Filter for the word "Collaborative" and keep each matching line.

■ ■ ■ ■

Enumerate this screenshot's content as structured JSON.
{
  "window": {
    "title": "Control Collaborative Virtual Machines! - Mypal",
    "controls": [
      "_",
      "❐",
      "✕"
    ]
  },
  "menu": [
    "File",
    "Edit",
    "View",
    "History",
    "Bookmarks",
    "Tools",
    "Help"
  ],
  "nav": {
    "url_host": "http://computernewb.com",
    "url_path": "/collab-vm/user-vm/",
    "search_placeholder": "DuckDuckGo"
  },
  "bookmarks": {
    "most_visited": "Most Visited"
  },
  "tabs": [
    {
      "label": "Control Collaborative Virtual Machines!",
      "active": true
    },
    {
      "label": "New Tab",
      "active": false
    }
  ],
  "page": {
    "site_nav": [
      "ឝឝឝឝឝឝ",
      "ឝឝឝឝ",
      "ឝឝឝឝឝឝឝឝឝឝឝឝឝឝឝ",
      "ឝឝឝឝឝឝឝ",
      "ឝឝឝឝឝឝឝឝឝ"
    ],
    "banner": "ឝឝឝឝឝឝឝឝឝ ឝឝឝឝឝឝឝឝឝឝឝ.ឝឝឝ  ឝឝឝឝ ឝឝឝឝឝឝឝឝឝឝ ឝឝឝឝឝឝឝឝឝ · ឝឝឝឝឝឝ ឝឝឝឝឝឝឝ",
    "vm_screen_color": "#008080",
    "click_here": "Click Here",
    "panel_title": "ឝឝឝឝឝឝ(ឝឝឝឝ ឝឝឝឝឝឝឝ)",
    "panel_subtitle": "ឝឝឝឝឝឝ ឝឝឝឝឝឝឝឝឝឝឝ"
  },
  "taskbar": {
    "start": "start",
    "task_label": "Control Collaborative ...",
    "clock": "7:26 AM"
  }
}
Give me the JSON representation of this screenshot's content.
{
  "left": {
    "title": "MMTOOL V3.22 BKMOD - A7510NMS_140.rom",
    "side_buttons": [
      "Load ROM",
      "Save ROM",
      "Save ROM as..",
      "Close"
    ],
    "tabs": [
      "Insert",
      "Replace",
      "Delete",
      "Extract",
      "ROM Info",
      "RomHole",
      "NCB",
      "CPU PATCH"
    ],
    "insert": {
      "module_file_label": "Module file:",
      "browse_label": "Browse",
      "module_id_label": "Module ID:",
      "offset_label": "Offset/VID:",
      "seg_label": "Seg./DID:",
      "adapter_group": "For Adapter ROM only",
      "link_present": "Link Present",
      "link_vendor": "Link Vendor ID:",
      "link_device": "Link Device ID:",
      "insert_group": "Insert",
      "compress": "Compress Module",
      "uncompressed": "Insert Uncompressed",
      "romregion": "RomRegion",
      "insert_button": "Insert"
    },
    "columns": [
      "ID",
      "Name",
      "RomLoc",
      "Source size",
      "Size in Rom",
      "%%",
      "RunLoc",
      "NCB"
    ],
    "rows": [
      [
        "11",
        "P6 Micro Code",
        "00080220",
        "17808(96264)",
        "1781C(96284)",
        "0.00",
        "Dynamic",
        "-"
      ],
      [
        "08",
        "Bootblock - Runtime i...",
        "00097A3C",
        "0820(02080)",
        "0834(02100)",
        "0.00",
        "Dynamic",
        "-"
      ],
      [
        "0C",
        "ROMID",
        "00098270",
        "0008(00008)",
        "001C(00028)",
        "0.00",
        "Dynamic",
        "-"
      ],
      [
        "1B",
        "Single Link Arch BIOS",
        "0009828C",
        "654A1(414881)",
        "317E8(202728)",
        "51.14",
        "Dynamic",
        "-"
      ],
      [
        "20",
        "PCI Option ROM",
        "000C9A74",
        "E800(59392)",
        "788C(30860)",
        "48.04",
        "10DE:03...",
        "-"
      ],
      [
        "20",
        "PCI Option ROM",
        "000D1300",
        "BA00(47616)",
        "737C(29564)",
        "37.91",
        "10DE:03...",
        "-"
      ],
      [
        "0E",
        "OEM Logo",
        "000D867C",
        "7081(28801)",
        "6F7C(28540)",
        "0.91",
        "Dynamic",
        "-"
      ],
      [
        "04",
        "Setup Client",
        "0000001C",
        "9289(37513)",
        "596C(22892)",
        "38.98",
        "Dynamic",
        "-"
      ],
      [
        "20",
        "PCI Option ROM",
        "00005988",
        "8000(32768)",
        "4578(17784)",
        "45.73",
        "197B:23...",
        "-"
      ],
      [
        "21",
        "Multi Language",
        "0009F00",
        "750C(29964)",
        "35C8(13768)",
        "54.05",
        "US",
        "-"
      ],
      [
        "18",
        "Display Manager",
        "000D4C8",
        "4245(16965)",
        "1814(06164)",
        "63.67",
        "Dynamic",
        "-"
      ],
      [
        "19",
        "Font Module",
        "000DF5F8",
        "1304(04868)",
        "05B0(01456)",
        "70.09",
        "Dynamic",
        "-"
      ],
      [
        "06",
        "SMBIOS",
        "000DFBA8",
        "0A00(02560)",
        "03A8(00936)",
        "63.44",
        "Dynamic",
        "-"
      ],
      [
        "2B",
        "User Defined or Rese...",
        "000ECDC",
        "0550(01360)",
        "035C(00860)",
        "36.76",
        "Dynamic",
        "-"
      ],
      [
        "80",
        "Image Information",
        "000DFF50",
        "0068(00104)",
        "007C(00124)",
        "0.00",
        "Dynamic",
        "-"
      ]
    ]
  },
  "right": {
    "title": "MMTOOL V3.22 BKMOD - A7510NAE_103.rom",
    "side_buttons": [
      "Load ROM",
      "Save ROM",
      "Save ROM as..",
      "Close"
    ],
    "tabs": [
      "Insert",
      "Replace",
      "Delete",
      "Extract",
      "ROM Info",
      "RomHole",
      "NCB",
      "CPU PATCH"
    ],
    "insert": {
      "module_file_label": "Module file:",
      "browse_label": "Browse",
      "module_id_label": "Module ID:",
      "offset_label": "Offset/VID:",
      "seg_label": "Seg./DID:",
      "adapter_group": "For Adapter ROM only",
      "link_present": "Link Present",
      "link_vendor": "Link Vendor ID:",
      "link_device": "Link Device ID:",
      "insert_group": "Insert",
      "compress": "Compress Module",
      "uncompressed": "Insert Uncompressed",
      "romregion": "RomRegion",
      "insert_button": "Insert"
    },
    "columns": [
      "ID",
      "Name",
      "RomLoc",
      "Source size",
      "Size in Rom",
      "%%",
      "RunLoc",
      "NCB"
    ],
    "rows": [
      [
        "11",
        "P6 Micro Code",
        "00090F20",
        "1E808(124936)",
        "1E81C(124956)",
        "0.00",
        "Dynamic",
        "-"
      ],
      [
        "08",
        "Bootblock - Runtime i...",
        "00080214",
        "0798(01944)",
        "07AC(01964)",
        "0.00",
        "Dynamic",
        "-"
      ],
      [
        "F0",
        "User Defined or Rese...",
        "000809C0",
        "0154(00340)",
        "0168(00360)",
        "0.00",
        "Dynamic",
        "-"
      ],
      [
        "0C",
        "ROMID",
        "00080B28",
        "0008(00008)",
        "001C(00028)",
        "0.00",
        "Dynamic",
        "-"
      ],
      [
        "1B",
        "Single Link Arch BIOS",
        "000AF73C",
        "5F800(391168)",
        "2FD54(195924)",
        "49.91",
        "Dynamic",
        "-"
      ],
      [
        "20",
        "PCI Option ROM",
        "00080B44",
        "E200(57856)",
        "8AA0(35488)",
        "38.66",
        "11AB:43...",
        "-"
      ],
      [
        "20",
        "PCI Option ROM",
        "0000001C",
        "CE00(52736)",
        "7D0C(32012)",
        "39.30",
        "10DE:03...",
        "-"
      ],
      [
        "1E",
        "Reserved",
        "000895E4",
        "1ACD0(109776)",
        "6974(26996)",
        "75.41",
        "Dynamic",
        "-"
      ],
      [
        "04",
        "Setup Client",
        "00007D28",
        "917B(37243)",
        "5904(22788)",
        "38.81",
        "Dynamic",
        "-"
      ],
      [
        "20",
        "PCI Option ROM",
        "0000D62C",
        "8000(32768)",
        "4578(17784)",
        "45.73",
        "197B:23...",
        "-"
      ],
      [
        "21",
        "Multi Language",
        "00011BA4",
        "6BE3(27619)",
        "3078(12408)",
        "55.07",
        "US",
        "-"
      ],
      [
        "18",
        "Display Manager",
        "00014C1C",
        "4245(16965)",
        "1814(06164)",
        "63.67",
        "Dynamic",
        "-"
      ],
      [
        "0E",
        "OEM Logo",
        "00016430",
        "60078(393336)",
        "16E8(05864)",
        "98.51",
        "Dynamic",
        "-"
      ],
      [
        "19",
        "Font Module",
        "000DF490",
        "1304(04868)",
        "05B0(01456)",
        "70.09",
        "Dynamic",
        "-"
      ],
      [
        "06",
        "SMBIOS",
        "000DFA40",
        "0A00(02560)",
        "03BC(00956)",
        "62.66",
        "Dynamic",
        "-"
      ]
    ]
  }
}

■ ■ ■ ■

= REPLY TO THE EXERCISE =
    "title": "Control Collaborative Virtual Machines! - Mypal",
      "label": "Control Collaborative Virtual Machines!",
    "task_label": "Control Collaborative ...",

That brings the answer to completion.